Request: Both the line containing "Transcribe this image's" and the line containing "Give me the" belong in the copy, as do all lines between them, copied exactly; pictures do not.

-- Record set start --

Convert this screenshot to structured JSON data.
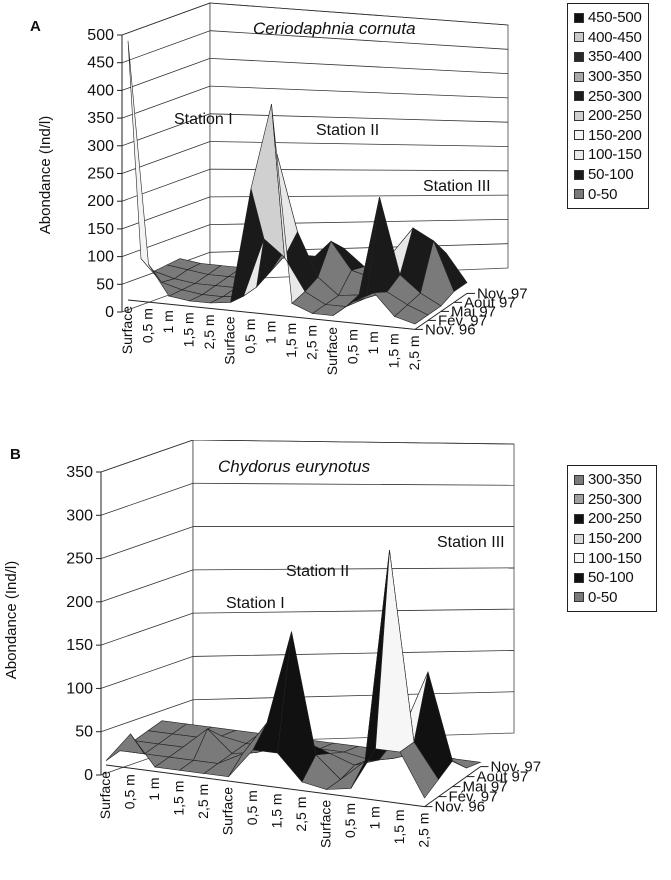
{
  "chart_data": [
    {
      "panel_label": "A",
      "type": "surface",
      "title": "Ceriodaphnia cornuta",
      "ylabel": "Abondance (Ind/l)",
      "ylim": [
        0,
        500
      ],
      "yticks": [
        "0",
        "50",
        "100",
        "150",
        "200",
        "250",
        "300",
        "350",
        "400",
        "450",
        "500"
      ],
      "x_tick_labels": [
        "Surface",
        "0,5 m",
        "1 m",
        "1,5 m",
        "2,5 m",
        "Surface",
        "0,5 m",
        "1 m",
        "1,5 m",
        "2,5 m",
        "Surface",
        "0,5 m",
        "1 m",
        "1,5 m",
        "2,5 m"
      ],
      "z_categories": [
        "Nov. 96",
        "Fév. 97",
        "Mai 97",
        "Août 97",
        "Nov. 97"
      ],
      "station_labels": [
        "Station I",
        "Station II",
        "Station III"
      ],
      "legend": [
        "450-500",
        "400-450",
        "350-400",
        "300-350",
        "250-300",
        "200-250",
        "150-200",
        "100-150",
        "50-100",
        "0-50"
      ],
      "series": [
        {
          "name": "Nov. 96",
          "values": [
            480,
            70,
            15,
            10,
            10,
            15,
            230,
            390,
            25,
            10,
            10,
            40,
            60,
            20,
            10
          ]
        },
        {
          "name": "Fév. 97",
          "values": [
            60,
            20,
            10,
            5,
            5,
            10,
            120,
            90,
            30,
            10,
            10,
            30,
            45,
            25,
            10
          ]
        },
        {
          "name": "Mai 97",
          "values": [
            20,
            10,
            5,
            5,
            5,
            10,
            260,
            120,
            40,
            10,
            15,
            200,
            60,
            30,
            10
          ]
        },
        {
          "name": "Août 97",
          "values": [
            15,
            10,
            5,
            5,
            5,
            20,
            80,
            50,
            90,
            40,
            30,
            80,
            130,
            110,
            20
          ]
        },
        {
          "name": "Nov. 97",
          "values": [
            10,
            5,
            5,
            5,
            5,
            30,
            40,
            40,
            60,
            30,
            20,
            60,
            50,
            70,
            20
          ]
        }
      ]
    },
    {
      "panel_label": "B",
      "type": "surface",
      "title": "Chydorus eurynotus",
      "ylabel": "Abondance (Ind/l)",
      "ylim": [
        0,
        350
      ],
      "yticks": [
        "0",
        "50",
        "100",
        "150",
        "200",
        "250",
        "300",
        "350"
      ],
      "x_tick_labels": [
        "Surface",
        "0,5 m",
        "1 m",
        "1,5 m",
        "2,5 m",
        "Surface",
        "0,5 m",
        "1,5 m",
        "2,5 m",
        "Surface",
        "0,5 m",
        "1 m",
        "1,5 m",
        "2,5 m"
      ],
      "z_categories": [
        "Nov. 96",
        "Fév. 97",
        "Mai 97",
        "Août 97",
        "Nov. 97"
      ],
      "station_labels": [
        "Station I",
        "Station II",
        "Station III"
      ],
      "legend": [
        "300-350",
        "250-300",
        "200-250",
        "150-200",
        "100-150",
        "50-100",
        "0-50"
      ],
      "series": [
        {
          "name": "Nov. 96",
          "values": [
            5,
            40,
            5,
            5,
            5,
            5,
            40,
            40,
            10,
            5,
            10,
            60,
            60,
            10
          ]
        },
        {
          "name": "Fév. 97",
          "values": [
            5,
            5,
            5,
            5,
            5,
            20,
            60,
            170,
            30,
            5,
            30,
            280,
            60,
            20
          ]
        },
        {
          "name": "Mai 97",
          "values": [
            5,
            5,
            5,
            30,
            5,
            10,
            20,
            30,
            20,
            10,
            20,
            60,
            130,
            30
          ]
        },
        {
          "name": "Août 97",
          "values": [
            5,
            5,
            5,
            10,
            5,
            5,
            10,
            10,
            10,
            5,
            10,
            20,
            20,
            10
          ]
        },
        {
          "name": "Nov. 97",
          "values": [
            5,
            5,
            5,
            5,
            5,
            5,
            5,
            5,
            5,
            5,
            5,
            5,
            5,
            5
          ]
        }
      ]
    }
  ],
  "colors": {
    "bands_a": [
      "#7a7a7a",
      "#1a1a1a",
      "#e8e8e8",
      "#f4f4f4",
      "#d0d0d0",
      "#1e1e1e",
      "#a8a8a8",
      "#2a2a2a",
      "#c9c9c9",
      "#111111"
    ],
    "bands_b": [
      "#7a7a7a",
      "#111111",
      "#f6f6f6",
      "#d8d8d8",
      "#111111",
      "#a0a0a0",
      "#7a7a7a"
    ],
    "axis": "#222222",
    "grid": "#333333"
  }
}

-- Record set end --
-- Record set start --

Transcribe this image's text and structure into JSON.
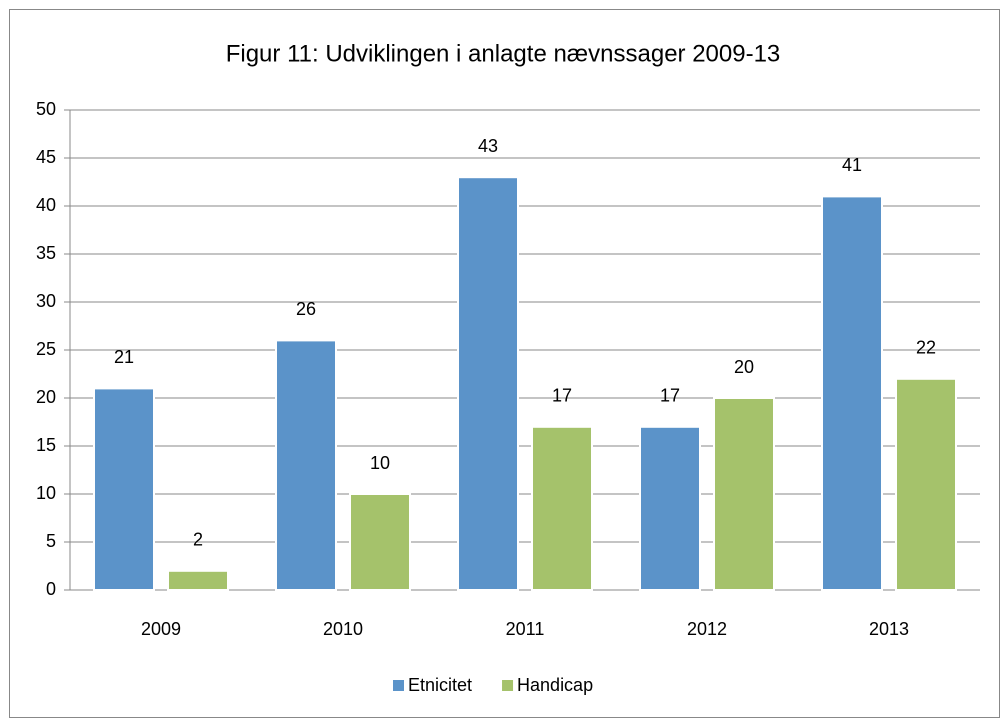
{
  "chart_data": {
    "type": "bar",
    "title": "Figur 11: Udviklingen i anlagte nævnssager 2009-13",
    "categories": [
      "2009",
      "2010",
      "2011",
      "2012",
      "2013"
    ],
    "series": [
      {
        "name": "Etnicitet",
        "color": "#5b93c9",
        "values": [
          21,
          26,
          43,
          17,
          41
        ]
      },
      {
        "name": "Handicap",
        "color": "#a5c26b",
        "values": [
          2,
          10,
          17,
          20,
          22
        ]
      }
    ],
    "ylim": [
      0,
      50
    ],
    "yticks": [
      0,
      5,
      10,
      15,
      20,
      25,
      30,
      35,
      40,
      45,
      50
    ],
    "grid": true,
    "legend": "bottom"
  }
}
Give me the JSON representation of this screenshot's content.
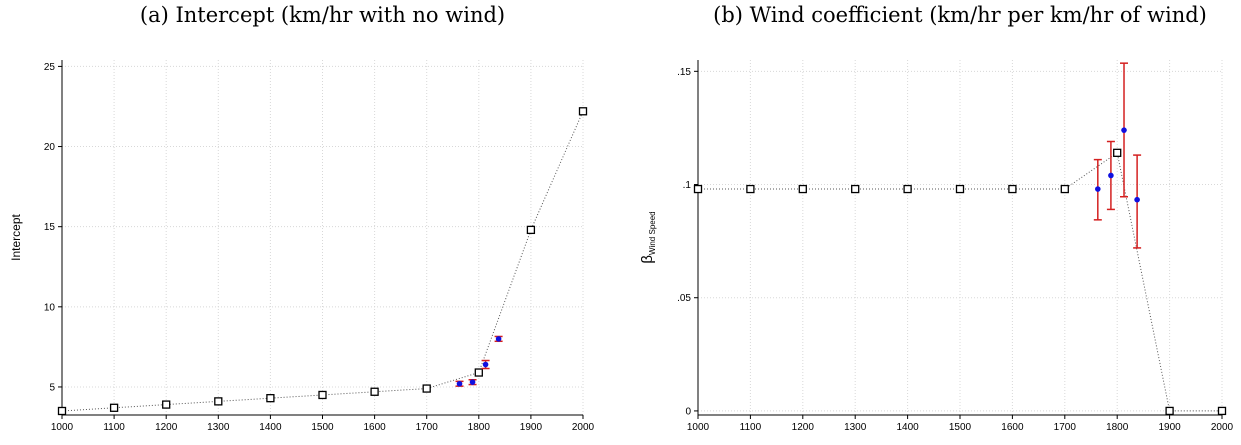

-- Record set end --

Exercise output:
Transcribe this image's text and structure into JSON.
{
  "chart_data": {
    "type": "bar",
    "title": "Figur 11: Udviklingen i anlagte nævnssager 2009-13",
    "categories": [
      "2009",
      "2010",
      "2011",
      "2012",
      "2013"
    ],
    "series": [
      {
        "name": "Etnicitet",
        "color": "#5b93c9",
        "values": [
          21,
          26,
          43,
          17,
          41
        ]
      },
      {
        "name": "Handicap",
        "color": "#a5c26b",
        "values": [
          2,
          10,
          17,
          20,
          22
        ]
      }
    ],
    "ylim": [
      0,
      50
    ],
    "yticks": [
      0,
      5,
      10,
      15,
      20,
      25,
      30,
      35,
      40,
      45,
      50
    ],
    "grid": true,
    "legend": "bottom"
  }
}
Give me the JSON representation of this screenshot's content.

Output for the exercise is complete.